>>>

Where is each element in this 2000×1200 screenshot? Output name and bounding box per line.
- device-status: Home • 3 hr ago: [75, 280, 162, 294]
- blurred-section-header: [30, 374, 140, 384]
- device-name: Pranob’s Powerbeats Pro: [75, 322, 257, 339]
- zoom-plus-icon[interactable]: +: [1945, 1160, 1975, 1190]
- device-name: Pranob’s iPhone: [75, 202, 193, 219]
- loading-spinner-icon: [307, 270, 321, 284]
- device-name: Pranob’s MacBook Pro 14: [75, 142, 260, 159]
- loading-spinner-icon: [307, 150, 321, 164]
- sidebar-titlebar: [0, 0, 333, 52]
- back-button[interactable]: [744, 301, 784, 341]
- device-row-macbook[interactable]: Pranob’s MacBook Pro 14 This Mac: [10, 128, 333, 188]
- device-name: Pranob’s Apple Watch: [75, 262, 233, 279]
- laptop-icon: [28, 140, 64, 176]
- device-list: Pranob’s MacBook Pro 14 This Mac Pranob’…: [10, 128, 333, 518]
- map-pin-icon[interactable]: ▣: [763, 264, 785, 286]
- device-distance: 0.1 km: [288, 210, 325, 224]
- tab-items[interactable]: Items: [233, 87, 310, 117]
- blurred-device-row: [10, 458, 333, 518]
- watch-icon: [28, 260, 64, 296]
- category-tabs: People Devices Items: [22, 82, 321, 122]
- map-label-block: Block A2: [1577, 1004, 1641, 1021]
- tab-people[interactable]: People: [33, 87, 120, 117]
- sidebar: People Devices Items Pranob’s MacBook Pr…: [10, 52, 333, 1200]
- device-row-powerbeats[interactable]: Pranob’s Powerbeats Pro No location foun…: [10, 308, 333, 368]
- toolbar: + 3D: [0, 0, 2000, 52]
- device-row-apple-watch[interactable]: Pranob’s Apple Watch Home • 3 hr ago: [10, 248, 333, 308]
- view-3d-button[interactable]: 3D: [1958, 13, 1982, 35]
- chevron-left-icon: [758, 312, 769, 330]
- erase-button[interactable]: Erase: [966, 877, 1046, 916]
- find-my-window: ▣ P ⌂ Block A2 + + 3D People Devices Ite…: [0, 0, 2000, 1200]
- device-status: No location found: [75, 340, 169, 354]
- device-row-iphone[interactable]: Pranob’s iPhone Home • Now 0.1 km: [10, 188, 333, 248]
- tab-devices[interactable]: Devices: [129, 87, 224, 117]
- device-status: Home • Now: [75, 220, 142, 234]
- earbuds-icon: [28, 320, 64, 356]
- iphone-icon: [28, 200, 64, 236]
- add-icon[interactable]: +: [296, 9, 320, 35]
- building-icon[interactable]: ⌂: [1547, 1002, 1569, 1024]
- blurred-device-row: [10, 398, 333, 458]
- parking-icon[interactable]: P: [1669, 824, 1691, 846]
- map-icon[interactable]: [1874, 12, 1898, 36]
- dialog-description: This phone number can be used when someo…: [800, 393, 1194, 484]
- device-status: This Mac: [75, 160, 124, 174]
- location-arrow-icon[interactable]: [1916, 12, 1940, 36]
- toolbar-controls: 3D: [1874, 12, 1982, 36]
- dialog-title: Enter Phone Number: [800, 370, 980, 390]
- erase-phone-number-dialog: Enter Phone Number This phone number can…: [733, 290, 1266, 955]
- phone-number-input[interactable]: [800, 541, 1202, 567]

<<<

SET EXERCISE: Print every line of the records above in its original form.

ANSWER TO THIS PROBLEM:
Where is each element in this 2000×1200 screenshot? Output name and bounding box per line.
- device-status: Home • 3 hr ago: [75, 280, 162, 294]
- blurred-section-header: [30, 374, 140, 384]
- device-name: Pranob’s Powerbeats Pro: [75, 322, 257, 339]
- zoom-plus-icon[interactable]: +: [1945, 1160, 1975, 1190]
- device-name: Pranob’s iPhone: [75, 202, 193, 219]
- loading-spinner-icon: [307, 270, 321, 284]
- device-name: Pranob’s MacBook Pro 14: [75, 142, 260, 159]
- loading-spinner-icon: [307, 150, 321, 164]
- sidebar-titlebar: [0, 0, 333, 52]
- back-button[interactable]: [744, 301, 784, 341]
- device-row-macbook[interactable]: Pranob’s MacBook Pro 14 This Mac: [10, 128, 333, 188]
- device-name: Pranob’s Apple Watch: [75, 262, 233, 279]
- laptop-icon: [28, 140, 64, 176]
- device-list: Pranob’s MacBook Pro 14 This Mac Pranob’…: [10, 128, 333, 518]
- map-pin-icon[interactable]: ▣: [763, 264, 785, 286]
- device-distance: 0.1 km: [288, 210, 325, 224]
- tab-items[interactable]: Items: [233, 87, 310, 117]
- blurred-device-row: [10, 458, 333, 518]
- watch-icon: [28, 260, 64, 296]
- category-tabs: People Devices Items: [22, 82, 321, 122]
- map-label-block: Block A2: [1577, 1004, 1641, 1021]
- tab-people[interactable]: People: [33, 87, 120, 117]
- sidebar: People Devices Items Pranob’s MacBook Pr…: [10, 52, 333, 1200]
- device-row-powerbeats[interactable]: Pranob’s Powerbeats Pro No location foun…: [10, 308, 333, 368]
- toolbar: + 3D: [0, 0, 2000, 52]
- device-row-apple-watch[interactable]: Pranob’s Apple Watch Home • 3 hr ago: [10, 248, 333, 308]
- view-3d-button[interactable]: 3D: [1958, 13, 1982, 35]
- chevron-left-icon: [758, 312, 769, 330]
- erase-button[interactable]: Erase: [966, 877, 1046, 916]
- find-my-window: ▣ P ⌂ Block A2 + + 3D People Devices Ite…: [0, 0, 2000, 1200]
- device-status: No location found: [75, 340, 169, 354]
- device-row-iphone[interactable]: Pranob’s iPhone Home • Now 0.1 km: [10, 188, 333, 248]
- tab-devices[interactable]: Devices: [129, 87, 224, 117]
- device-status: Home • Now: [75, 220, 142, 234]
- earbuds-icon: [28, 320, 64, 356]
- iphone-icon: [28, 200, 64, 236]
- add-icon[interactable]: +: [296, 9, 320, 35]
- building-icon[interactable]: ⌂: [1547, 1002, 1569, 1024]
- blurred-device-row: [10, 398, 333, 458]
- parking-icon[interactable]: P: [1669, 824, 1691, 846]
- map-icon[interactable]: [1874, 12, 1898, 36]
- dialog-description: This phone number can be used when someo…: [800, 393, 1194, 484]
- device-status: This Mac: [75, 160, 124, 174]
- location-arrow-icon[interactable]: [1916, 12, 1940, 36]
- toolbar-controls: 3D: [1874, 12, 1982, 36]
- dialog-title: Enter Phone Number: [800, 370, 980, 390]
- erase-phone-number-dialog: Enter Phone Number This phone number can…: [733, 290, 1266, 955]
- phone-number-input[interactable]: [800, 541, 1202, 567]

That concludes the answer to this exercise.